SCUOLA, Corte dei Conti: personale malpagato, invecchiato e operante in contesti difficili

L’ufficio studi Anief ha calcolato che gli aumenti dell’ultimo triennio dovevano avere tutt’altra portata, mediamente del triplo rispetto a quelli accordati: a fronte dello 0,36% per il 2016, l’1,09% dell’anno scorso e del 3,48% del 2018, gli incrementi da applicare dovevano essere rispettivamente del 4,26%, del 4,66% e del 5,51%. Con la conseguenza che i valori dei compensi di docenti e Ata risultano sotto il 50% del tasso IPCA.

La Corte dei Conti scopre l’acqua calda e dichiara, nero su bianco, che il personale della scuola è malpagato, invecchiato e operante in un ambiente lavorativo ad alta difficoltà.

Quello che il sindacato sostiene da sempre, a proposito delle condizioni indegne, per un Paese moderno, nelle quali operano in Italia gli insegnanti, gli amministrativi, i tecnici e i collaboratori scolastici, lo ha sottolineato oggi la procura generale della Corte dei Conti, la quale nella requisitoria sul giudizio del contesto dell’istruzione ha detto che “non può non essere dato rilievo ad una diffusa disaffezione del personale scolastico che, pur nella assoluta maggioranza, portatore di professionalità non secondarie, è costretto a operare in contesti difficili e senza il riconoscimento stipendiale che sarebbe appropriato rispetto ai livelli di qualità del servizio”.

*COMPITI DELL'ESERCIZIO:*
1 - Stampa tutto il passo dell'articolo sul personale della scuola da "L’ufficio studi Anief" giù fino a "del tasso IPCA.", senza cambiare nulla.
2 - Prosegui l'articolo sul personale della scuola riprendendo subito dopo la sua ultima frase.
L'elenco è materiale a sé, distinto dall'articolo sul personale della scuola.

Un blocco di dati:
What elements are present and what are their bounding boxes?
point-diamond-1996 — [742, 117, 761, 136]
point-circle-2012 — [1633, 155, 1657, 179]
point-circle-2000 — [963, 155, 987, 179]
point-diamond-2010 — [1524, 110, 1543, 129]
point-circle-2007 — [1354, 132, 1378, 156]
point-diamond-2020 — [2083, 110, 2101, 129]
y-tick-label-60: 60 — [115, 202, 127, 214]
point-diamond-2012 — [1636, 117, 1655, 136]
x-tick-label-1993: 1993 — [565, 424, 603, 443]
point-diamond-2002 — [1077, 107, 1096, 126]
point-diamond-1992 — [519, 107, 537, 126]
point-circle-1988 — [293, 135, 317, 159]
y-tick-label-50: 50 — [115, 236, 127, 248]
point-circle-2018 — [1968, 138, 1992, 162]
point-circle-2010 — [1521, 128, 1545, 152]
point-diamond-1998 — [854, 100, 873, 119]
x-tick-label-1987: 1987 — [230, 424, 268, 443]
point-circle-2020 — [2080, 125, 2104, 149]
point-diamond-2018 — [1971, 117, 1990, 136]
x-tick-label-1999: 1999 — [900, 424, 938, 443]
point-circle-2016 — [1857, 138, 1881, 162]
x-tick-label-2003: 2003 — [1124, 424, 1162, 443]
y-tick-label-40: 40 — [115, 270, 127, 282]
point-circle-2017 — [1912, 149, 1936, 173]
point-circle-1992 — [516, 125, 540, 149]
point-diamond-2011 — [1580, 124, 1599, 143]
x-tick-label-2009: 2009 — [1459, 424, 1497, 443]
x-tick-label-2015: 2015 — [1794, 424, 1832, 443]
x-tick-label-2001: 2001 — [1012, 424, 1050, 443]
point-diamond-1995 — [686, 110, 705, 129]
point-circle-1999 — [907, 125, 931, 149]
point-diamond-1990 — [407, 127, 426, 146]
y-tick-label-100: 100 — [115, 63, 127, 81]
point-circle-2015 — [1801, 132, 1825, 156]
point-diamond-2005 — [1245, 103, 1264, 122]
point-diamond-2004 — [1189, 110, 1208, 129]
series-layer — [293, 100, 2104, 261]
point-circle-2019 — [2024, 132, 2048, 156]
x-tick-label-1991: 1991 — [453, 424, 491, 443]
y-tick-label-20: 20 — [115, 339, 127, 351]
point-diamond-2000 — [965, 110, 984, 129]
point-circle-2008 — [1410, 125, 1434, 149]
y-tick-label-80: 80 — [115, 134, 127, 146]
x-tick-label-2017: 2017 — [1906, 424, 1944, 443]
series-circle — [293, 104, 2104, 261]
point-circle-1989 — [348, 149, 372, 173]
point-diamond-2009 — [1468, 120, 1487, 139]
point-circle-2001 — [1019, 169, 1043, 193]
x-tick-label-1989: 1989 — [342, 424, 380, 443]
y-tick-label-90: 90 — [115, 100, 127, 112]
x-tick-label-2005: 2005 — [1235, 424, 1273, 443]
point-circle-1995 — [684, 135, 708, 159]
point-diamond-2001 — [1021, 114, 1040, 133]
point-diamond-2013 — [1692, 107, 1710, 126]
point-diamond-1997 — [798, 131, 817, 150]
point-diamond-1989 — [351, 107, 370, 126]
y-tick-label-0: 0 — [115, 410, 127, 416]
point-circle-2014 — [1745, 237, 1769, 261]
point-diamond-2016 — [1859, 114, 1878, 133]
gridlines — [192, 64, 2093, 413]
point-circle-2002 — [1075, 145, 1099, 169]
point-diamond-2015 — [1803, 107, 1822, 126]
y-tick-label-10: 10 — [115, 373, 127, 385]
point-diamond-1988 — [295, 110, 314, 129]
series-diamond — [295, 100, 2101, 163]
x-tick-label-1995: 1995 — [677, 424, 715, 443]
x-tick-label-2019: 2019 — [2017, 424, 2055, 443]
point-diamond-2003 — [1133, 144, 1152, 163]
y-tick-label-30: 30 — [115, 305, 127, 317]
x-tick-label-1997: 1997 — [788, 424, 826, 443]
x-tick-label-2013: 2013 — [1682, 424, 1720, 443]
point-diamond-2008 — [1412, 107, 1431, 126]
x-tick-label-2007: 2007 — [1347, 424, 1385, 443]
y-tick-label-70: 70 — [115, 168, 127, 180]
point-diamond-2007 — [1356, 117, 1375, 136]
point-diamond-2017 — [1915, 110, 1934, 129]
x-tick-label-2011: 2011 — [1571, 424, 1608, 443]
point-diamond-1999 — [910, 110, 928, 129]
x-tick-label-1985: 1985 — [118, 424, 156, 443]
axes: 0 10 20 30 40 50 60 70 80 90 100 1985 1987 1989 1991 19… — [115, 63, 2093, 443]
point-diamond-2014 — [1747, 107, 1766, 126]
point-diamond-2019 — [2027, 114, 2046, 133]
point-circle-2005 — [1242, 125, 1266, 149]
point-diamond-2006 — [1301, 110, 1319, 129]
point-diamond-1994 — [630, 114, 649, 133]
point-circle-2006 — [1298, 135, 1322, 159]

---

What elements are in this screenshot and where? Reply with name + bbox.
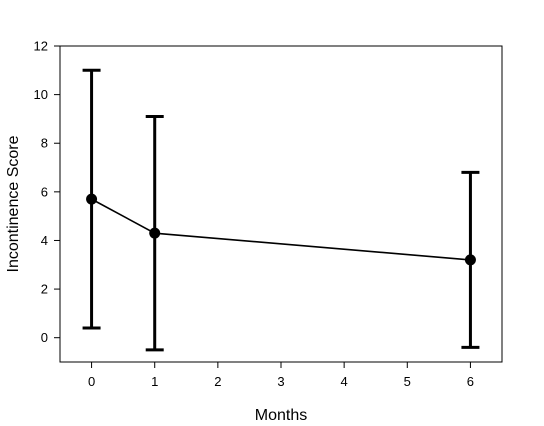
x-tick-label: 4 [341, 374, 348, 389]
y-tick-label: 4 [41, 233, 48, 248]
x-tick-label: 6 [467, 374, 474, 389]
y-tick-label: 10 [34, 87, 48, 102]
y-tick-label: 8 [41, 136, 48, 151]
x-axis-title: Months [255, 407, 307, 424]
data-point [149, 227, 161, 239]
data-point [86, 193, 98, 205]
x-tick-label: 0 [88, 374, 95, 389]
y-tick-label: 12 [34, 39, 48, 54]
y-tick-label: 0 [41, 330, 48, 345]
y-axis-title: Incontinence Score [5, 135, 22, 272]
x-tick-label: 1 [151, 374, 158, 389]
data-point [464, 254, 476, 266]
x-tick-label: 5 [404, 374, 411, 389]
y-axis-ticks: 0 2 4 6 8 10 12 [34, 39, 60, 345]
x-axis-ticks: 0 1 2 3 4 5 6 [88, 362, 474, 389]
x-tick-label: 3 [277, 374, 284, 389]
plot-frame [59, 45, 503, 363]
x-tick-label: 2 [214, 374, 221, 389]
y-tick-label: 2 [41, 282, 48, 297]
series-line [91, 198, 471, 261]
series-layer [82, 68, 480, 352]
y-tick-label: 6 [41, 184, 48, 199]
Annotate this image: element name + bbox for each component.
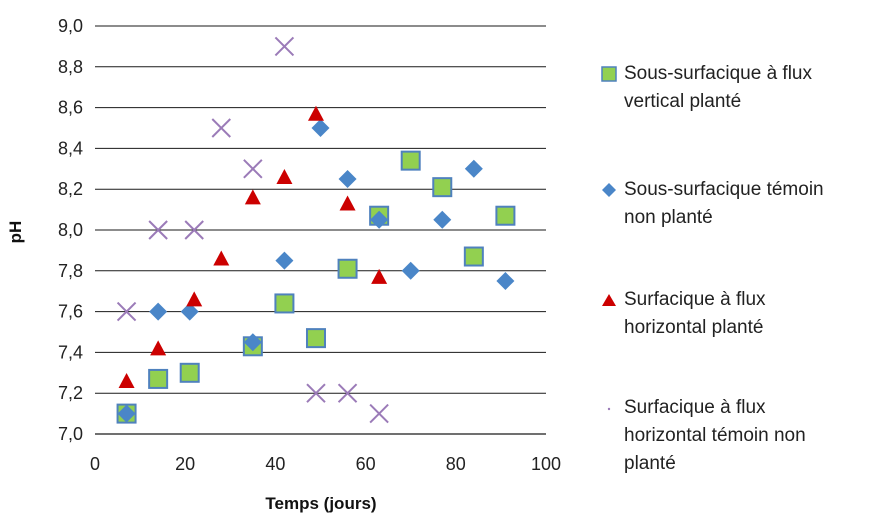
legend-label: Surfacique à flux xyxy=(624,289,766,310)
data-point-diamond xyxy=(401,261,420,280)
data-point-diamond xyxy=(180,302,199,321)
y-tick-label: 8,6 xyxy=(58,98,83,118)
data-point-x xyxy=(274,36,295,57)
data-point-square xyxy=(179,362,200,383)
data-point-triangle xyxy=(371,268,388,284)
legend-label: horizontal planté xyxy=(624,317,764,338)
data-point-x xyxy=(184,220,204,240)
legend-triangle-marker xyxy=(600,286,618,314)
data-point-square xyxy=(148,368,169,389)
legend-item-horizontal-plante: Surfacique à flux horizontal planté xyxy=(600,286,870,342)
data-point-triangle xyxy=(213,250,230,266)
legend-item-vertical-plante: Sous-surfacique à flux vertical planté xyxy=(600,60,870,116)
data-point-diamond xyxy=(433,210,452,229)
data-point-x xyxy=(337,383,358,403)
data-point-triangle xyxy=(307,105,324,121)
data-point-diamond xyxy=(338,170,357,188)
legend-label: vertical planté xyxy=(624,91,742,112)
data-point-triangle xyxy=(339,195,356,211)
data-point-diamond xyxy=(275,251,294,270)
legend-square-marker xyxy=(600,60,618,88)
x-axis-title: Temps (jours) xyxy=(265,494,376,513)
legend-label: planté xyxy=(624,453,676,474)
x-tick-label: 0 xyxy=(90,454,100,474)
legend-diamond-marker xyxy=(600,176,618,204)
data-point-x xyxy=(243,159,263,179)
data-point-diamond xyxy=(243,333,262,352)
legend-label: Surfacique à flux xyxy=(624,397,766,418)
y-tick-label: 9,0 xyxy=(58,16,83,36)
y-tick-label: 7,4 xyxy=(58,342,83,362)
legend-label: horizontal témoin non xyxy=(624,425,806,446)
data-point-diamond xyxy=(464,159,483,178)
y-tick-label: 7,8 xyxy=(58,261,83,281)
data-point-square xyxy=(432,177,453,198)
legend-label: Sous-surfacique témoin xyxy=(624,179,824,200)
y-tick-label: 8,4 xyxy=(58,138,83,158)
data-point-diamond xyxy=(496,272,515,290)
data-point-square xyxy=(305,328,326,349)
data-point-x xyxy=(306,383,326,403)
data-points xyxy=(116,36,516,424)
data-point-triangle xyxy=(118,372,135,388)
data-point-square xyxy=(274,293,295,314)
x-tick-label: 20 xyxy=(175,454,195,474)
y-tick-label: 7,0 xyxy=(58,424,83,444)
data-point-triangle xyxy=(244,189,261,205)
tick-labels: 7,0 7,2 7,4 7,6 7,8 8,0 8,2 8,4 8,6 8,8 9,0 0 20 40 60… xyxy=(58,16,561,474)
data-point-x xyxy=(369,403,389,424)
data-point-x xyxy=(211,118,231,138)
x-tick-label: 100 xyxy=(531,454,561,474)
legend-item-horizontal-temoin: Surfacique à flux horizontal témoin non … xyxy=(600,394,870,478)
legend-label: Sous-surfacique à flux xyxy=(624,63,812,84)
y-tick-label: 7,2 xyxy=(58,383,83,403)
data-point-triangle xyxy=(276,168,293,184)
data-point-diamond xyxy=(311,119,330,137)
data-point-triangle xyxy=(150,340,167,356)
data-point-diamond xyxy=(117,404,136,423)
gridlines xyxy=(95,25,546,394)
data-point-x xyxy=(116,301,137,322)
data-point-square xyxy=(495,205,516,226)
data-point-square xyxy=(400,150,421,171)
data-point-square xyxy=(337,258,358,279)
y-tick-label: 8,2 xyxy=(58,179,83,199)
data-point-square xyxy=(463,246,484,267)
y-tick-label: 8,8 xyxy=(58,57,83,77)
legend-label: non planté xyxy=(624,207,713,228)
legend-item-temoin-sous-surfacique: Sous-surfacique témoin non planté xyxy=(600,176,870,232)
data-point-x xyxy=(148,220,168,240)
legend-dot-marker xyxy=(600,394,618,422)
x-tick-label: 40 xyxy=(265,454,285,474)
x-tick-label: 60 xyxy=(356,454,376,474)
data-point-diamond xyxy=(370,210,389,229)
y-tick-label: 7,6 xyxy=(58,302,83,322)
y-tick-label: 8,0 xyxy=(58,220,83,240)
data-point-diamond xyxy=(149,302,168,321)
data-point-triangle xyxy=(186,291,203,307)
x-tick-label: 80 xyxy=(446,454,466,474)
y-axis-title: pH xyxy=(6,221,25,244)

*RISPOSTE PER COMPITO:*
1 -
L’ufficio studi Anief ha calcolato che gli aumenti dell’ultimo triennio dovevano avere tutt’altra portata, mediamente del triplo rispetto a quelli accordati: a fronte dello 0,36% per il 2016, l’1,09% dell’anno scorso e del 3,48% del 2018, gli incrementi da applicare dovevano essere rispettivamente del 4,26%, del 4,66% e del 5,51%. Con la conseguenza che i valori dei compensi di docenti e Ata risultano sotto il 50% del tasso IPCA.

2 -
 

Parlando poi dell’innalzamento eccessivo dei requisiti per accedere alla pensione e lasciare il lavoro, lo stesso organo di vigilanza in materia fiscale sulle entrate e spese pubbliche all’interno del bilancio dello Stato ha detto che “il forte invecchiamento del pubblico impiego sta producendo effetti negativi sulla propensione all’innovazione e al cambiamento”. Secondo la rivista specializzata Orizzonte Scuola, quelle espresse dalla Corte di Conti sono “indicazioni preziose” perché “fanno da monito al nuovo Governo che inizia i primi passi del suo lavoro riformatore”.

 

La domanda da porre ai governanti sono diverse. Hanno compreso che qualsiasi vera riforma nella scuola non può prescindere dal superare il problema degli scarsi compensi del personale ai quali sono stati assegnati aumenti irrisori e arretrati ancora più ridicoli dopo un blocco decennale? Hanno capito che la riforma Fornero ha introdotto un eccessivo carico di contributi richiesti per andare in pensione e che c’è l’estrema necessità di introdurre quota 100 senza vincoli? Si sono resi conto del mancato riconoscimento della professione tra quelle usuranti, perché i lavoratori che vi operano sono più esposti e malattie professionali? Sono coscienti del mancato turn over nella scuola e di almeno 80mila posti in organico di fatto da spostare su quello di diritto, concausa della mancata stabilizzazione di 140mila docenti e Ata precari, denunciata la scorsa settimana a Bruxelles, davanti al Parlamento europeo dal presidente nazionale Anief Marcello Pacifico?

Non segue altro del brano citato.